Data supplied:

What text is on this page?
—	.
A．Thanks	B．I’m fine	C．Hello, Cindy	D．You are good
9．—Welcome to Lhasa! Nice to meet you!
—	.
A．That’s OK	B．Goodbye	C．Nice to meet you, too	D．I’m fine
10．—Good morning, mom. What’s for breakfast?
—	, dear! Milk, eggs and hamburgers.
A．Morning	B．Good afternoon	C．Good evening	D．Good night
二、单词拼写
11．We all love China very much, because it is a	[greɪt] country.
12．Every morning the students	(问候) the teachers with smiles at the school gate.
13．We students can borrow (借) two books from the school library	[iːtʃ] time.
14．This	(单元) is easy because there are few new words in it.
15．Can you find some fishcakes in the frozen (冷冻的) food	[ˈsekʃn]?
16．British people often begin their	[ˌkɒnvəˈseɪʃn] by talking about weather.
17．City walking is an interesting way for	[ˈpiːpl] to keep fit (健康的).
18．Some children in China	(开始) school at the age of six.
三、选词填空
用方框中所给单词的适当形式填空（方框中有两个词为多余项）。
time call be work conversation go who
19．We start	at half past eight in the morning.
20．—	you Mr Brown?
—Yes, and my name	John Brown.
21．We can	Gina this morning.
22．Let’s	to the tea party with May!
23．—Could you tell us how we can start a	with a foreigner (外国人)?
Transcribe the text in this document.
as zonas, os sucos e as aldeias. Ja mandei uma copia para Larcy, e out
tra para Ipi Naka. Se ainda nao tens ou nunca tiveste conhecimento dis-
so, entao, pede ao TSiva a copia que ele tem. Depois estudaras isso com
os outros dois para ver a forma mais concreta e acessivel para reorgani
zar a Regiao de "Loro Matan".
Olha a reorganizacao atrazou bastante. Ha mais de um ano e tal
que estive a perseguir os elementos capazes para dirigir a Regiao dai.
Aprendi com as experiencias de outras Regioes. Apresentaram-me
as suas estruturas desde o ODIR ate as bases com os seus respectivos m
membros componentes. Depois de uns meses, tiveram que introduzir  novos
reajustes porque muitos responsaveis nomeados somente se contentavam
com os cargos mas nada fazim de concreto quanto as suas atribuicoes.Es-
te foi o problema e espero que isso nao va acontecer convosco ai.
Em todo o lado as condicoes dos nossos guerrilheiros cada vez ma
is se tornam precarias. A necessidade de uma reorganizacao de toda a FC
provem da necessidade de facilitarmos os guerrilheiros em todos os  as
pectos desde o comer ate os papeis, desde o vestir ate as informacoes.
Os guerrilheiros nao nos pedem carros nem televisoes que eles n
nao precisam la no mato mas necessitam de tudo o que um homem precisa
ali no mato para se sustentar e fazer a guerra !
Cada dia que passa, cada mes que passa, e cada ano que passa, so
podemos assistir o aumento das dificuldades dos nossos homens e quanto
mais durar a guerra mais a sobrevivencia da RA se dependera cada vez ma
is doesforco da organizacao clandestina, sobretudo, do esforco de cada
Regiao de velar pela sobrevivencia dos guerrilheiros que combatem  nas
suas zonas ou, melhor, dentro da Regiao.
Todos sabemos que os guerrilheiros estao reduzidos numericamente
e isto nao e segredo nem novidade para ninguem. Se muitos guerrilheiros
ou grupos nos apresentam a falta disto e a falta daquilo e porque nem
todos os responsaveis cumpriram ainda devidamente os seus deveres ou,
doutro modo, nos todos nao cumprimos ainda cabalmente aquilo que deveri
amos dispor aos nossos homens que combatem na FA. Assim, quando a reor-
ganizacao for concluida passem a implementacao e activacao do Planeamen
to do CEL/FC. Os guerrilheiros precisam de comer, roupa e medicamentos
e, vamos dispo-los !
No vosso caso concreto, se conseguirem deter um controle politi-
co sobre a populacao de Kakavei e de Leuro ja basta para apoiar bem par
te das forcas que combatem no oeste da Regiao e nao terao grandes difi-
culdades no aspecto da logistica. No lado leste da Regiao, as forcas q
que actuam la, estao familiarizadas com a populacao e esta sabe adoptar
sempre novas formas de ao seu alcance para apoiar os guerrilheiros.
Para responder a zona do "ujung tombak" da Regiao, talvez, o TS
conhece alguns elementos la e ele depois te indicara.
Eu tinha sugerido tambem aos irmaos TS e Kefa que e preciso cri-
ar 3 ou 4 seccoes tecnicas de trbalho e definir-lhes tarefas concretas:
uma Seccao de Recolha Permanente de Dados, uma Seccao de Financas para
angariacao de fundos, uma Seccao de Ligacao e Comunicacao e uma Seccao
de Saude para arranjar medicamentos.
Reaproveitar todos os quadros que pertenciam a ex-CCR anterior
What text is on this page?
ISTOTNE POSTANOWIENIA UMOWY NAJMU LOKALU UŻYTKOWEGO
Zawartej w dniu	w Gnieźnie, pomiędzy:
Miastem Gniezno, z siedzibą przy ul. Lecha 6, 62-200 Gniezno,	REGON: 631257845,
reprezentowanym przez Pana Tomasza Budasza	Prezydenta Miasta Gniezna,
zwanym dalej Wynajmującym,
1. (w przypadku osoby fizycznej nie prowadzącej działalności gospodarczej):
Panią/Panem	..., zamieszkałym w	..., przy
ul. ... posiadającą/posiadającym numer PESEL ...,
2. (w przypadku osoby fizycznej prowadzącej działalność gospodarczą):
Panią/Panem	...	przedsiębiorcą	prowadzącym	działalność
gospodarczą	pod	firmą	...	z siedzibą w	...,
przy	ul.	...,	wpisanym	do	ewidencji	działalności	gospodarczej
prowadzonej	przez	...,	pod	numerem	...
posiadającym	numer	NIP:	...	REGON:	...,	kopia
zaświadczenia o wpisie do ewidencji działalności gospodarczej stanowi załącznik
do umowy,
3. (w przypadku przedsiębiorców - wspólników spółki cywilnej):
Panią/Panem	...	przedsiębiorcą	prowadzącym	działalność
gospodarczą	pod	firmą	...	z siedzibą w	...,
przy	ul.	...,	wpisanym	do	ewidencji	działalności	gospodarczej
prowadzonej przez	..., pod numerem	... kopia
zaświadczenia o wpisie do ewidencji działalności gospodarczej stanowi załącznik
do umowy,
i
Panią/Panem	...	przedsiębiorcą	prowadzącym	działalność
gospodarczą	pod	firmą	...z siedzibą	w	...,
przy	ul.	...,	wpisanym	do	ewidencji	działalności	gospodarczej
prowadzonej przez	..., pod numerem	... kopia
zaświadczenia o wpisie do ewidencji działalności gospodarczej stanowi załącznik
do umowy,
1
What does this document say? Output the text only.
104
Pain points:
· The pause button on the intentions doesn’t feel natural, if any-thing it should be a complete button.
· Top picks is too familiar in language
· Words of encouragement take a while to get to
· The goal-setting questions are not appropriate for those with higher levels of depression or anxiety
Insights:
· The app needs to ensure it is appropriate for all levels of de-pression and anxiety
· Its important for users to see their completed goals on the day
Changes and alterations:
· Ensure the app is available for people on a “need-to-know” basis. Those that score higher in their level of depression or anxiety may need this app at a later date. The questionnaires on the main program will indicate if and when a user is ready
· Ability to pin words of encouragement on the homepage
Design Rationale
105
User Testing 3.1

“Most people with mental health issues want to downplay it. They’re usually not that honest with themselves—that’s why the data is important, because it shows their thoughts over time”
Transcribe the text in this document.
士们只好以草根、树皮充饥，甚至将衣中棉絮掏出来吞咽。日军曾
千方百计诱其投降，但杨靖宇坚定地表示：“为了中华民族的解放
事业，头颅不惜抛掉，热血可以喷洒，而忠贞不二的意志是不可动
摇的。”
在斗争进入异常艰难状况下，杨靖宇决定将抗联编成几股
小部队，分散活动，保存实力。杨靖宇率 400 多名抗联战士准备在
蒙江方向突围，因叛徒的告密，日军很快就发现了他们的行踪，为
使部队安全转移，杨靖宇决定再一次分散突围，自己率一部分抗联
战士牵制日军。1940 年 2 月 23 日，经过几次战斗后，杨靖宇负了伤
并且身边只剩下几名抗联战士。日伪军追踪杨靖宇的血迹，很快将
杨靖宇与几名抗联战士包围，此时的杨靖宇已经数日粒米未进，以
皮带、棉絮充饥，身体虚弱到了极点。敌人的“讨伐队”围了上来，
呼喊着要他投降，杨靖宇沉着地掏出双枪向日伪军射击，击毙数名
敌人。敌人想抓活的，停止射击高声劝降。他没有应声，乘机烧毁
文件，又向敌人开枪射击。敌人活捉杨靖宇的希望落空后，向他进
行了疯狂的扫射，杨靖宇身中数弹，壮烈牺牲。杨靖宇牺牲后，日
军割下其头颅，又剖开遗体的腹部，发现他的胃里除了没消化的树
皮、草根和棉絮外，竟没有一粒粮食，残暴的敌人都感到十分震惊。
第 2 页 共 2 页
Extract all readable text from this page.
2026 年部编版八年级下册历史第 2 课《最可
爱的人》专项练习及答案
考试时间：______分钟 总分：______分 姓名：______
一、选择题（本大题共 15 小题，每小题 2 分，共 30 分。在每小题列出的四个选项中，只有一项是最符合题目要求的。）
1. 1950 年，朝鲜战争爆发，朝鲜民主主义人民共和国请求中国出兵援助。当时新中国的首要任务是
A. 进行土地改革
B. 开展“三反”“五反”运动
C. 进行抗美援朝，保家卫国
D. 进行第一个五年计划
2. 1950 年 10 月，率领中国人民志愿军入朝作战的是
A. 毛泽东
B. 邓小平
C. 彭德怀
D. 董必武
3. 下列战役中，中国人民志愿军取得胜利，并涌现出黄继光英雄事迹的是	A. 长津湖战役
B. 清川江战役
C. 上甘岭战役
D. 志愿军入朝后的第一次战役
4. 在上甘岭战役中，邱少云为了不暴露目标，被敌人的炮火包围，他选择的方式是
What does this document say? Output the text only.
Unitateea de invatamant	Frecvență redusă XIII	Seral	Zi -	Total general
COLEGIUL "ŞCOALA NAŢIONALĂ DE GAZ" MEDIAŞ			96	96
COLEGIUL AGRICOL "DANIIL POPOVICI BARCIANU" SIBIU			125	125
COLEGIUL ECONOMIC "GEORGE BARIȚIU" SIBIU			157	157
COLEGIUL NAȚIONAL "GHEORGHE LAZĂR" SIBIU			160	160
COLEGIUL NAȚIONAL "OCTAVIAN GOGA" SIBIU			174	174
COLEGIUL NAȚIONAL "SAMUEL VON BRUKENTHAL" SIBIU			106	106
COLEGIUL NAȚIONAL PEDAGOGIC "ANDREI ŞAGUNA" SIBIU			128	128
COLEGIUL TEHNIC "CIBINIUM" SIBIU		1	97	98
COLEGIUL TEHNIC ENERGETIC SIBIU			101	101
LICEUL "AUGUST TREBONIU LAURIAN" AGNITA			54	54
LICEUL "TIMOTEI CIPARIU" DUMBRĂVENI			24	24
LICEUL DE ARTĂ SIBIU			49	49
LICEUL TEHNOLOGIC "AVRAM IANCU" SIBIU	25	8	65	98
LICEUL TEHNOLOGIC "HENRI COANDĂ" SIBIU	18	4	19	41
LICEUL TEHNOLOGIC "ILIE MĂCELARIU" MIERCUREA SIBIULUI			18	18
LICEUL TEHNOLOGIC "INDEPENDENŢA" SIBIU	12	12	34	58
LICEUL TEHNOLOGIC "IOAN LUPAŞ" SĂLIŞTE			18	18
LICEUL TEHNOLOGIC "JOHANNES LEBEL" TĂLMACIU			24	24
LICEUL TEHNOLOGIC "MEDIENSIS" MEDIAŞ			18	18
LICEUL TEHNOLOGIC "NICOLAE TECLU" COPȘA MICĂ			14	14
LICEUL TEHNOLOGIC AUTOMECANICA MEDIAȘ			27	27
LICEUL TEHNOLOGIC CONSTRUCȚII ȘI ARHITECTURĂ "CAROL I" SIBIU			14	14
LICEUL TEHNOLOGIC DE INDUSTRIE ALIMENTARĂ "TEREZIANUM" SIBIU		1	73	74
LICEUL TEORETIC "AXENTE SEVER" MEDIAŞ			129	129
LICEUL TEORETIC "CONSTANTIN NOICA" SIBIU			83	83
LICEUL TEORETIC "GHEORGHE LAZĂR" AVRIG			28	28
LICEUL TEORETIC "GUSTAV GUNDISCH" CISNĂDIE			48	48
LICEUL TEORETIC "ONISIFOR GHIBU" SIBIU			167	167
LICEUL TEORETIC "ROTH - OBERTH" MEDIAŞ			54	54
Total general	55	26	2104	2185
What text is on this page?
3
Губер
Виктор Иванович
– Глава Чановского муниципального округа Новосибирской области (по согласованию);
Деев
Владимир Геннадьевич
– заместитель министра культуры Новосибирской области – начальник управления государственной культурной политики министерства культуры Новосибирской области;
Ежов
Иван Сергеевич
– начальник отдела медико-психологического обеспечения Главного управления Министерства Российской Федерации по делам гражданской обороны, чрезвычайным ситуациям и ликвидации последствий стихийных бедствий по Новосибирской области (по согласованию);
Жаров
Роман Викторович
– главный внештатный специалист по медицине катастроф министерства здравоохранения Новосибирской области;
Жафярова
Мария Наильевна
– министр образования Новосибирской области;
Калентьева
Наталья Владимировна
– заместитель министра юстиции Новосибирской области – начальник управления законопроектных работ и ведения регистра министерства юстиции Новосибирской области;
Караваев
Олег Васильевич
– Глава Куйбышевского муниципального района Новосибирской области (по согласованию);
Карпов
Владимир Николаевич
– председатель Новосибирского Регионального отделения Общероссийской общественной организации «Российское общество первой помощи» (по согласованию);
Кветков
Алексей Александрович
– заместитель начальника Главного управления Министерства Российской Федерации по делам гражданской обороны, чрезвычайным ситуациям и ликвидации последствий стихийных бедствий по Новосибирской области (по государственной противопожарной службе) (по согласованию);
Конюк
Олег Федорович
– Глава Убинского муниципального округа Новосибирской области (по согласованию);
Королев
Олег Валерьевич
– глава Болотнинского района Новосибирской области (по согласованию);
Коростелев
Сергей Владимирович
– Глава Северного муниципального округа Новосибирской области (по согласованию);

Your task:
Look through the records and gather every line containing "combatem".

The output:
Regiao de velar pela sobrevivencia dos guerrilheiros que combatem  nas
amos dispor aos nossos homens que combatem na FA. Assim, quando a reor-
te das forcas que combatem no oeste da Regiao e nao terao grandes difi-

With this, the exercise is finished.